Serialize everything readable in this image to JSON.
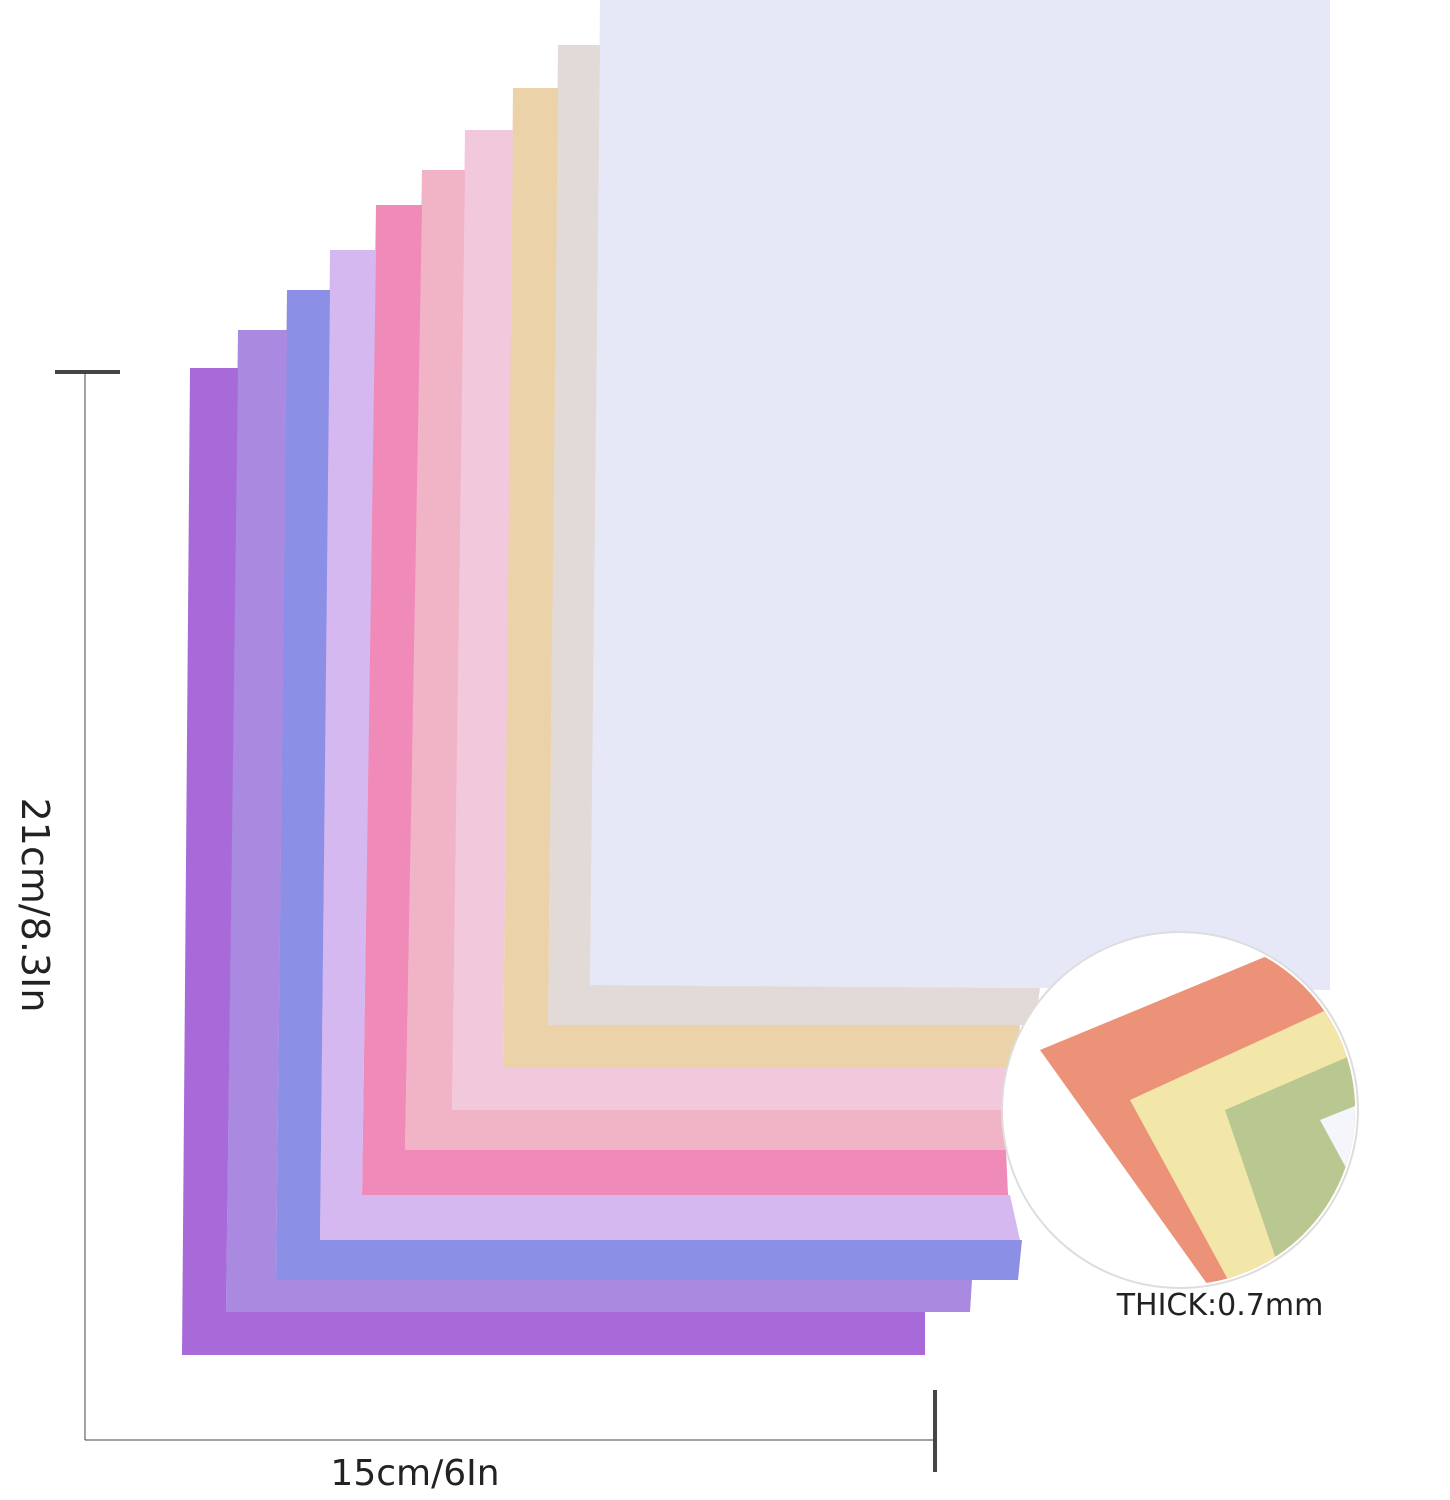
{
  "labels": {
    "height": "21cm/8.3In",
    "width": "15cm/6In",
    "thickness": "THICK:0.7mm"
  }
}
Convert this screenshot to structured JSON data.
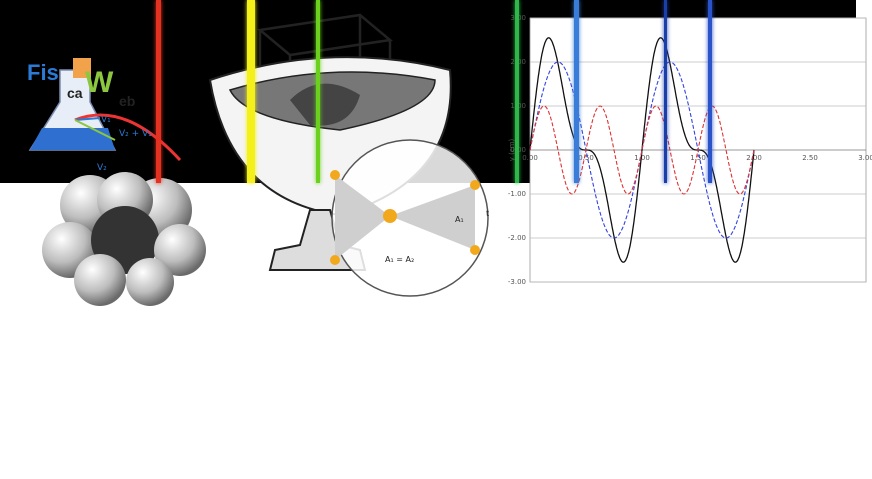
{
  "logo": {
    "letters_fis": "Fis",
    "letter_i": "i",
    "letters_ca": "ca",
    "letter_w": "W",
    "letters_eb": "eb",
    "v1": "V₁",
    "v2_plus_v1": "V₂ + V₁",
    "v2": "V₂"
  },
  "kepler": {
    "area_label_1": "A₁",
    "area_equality": "A₁ = A₂",
    "t_label": "t"
  },
  "chart_data": {
    "type": "line",
    "ylabel": "y (cm)",
    "ylim": [
      -3,
      3
    ],
    "xlim": [
      0,
      3
    ],
    "y_ticks": [
      "3.00",
      "2.00",
      "1.00",
      "0.00",
      "-1.00",
      "-2.00",
      "-3.00"
    ],
    "x_ticks": [
      "0.00",
      "0.50",
      "1.00",
      "1.50",
      "2.00",
      "2.50",
      "3.00"
    ],
    "x_tick_values": [
      0,
      0.5,
      1,
      1.5,
      2,
      2.5,
      3
    ],
    "grid": true,
    "series": [
      {
        "style": "solid",
        "color": "#111111",
        "amplitude": 2.6,
        "period": 1,
        "phase": 0
      },
      {
        "style": "dashed",
        "color": "#3344dd",
        "amplitude": 2.0,
        "period": 1,
        "phase": 0
      },
      {
        "style": "dashed",
        "color": "#dd3333",
        "amplitude": 1.0,
        "period": 0.5,
        "phase": 0
      }
    ],
    "x_end": 2.0
  },
  "spectrum": {
    "background": "#000000",
    "lines": [
      {
        "color": "#e33222",
        "pos": 0.185,
        "width": 5
      },
      {
        "color": "#f5ef1a",
        "pos": 0.293,
        "width": 8
      },
      {
        "color": "#6bd11e",
        "pos": 0.372,
        "width": 4
      },
      {
        "color": "#2fb84a",
        "pos": 0.604,
        "width": 4
      },
      {
        "color": "#3a7dd8",
        "pos": 0.673,
        "width": 5
      },
      {
        "color": "#1b3fa8",
        "pos": 0.778,
        "width": 3
      },
      {
        "color": "#2a52c9",
        "pos": 0.829,
        "width": 4
      }
    ]
  }
}
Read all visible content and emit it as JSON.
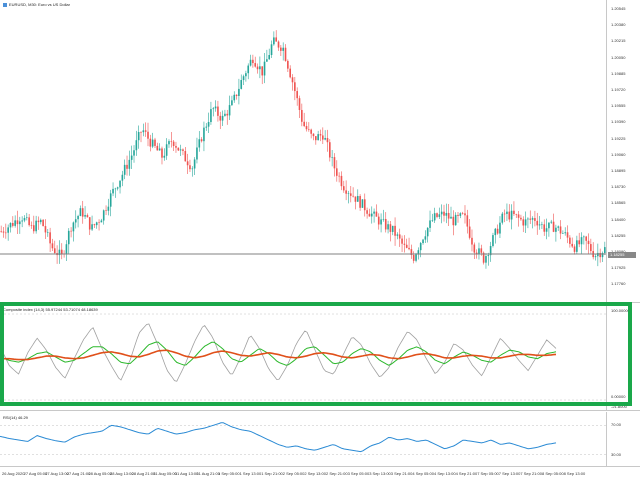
{
  "main": {
    "title": "EURUSD, M30: Euro vs US Dollar",
    "icon": "chart-window-icon",
    "price_ticks": [
      "1.20545",
      "1.20380",
      "1.20215",
      "1.20050",
      "1.19885",
      "1.19720",
      "1.19555",
      "1.19390",
      "1.19225",
      "1.19060",
      "1.18895",
      "1.18730",
      "1.18565",
      "1.18400",
      "1.18255",
      "1.18090",
      "1.17925",
      "1.17760"
    ],
    "current_price": "1.18255",
    "colors": {
      "bull": "#26a69a",
      "bear": "#ef5350",
      "level_line": "#808080"
    }
  },
  "composite": {
    "title": "Composite index (14,3) 55.97244 53.71074 48.18639",
    "ticks": [
      "100.00000",
      "0.00000",
      "-21.8000"
    ],
    "colors": {
      "raw": "#a0a0a0",
      "fast": "#2cb82c",
      "slow": "#e0501a"
    }
  },
  "rsi": {
    "title": "RSI(14) 46.29",
    "ticks": [
      "70.00",
      "30.00"
    ],
    "color": "#2a8ad4"
  },
  "time_labels": [
    "26 Aug 2020",
    "27 Aug 05:00",
    "27 Aug 13:00",
    "27 Aug 21:00",
    "28 Aug 05:00",
    "28 Aug 13:00",
    "28 Aug 21:00",
    "31 Aug 05:00",
    "31 Aug 13:00",
    "31 Aug 21:00",
    "1 Sep 05:00",
    "1 Sep 13:00",
    "1 Sep 21:00",
    "2 Sep 05:00",
    "2 Sep 13:00",
    "2 Sep 21:00",
    "3 Sep 05:00",
    "3 Sep 13:00",
    "3 Sep 21:00",
    "4 Sep 05:00",
    "4 Sep 13:00",
    "4 Sep 21:00",
    "7 Sep 05:00",
    "7 Sep 13:00",
    "7 Sep 21:00",
    "8 Sep 05:00",
    "8 Sep 13:00"
  ],
  "series": {
    "close_profile": [
      1.1835,
      1.1842,
      1.185,
      1.1838,
      1.1845,
      1.182,
      1.181,
      1.1842,
      1.1855,
      1.1838,
      1.185,
      1.1872,
      1.189,
      1.191,
      1.1935,
      1.192,
      1.1908,
      1.1925,
      1.191,
      1.1898,
      1.193,
      1.1955,
      1.1945,
      1.196,
      1.1985,
      1.2005,
      1.199,
      1.202,
      1.2015,
      1.198,
      1.194,
      1.1925,
      1.193,
      1.19,
      1.188,
      1.187,
      1.186,
      1.185,
      1.1842,
      1.1835,
      1.182,
      1.181,
      1.1832,
      1.1848,
      1.1852,
      1.1845,
      1.185,
      1.182,
      1.1808,
      1.183,
      1.1852,
      1.185,
      1.1844,
      1.1848,
      1.1838,
      1.184,
      1.1832,
      1.182,
      1.1826,
      1.1812,
      1.1818
    ],
    "rsi_profile": [
      55,
      52,
      50,
      48,
      56,
      52,
      49,
      47,
      54,
      58,
      60,
      62,
      70,
      68,
      64,
      60,
      58,
      66,
      62,
      58,
      60,
      64,
      66,
      70,
      74,
      68,
      64,
      62,
      56,
      50,
      44,
      40,
      42,
      38,
      36,
      40,
      44,
      38,
      36,
      34,
      42,
      46,
      54,
      50,
      52,
      48,
      50,
      44,
      38,
      42,
      50,
      48,
      46,
      50,
      44,
      46,
      42,
      38,
      40,
      44,
      46
    ],
    "comp_raw": [
      62,
      40,
      30,
      55,
      72,
      58,
      38,
      25,
      48,
      70,
      85,
      60,
      40,
      22,
      45,
      78,
      90,
      65,
      35,
      20,
      42,
      68,
      88,
      72,
      44,
      28,
      50,
      76,
      60,
      36,
      22,
      40,
      66,
      82,
      58,
      34,
      30,
      52,
      74,
      64,
      42,
      26,
      38,
      62,
      80,
      70,
      48,
      30,
      44,
      66,
      58,
      40,
      28,
      50,
      72,
      60,
      46,
      34,
      52,
      70,
      60
    ],
    "comp_fast": [
      50,
      46,
      44,
      48,
      54,
      56,
      50,
      44,
      46,
      54,
      62,
      62,
      54,
      44,
      42,
      52,
      64,
      68,
      58,
      44,
      40,
      50,
      62,
      68,
      60,
      48,
      44,
      52,
      60,
      54,
      44,
      40,
      48,
      60,
      62,
      52,
      42,
      44,
      54,
      60,
      56,
      46,
      40,
      48,
      58,
      62,
      56,
      46,
      42,
      50,
      56,
      52,
      46,
      44,
      52,
      58,
      56,
      50,
      48,
      54,
      56
    ],
    "comp_slow": [
      48,
      48,
      47,
      47,
      49,
      51,
      51,
      49,
      48,
      49,
      52,
      55,
      56,
      54,
      51,
      50,
      53,
      57,
      58,
      55,
      51,
      49,
      51,
      55,
      57,
      55,
      52,
      51,
      53,
      55,
      53,
      50,
      49,
      51,
      54,
      55,
      53,
      50,
      49,
      51,
      53,
      52,
      49,
      48,
      50,
      53,
      54,
      52,
      49,
      49,
      51,
      52,
      51,
      49,
      49,
      51,
      53,
      53,
      52,
      52,
      53
    ]
  }
}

**WRITTEN INSTRUCTION:** Search the data for the string "title". List each line that has it.

**TASK SOLUTION:**
    "title": "EURUSD, M30: Euro vs US Dollar",
    "title": "Composite index (14,3) 55.97244 53.71074 48.18639",
    "title": "RSI(14) 46.29",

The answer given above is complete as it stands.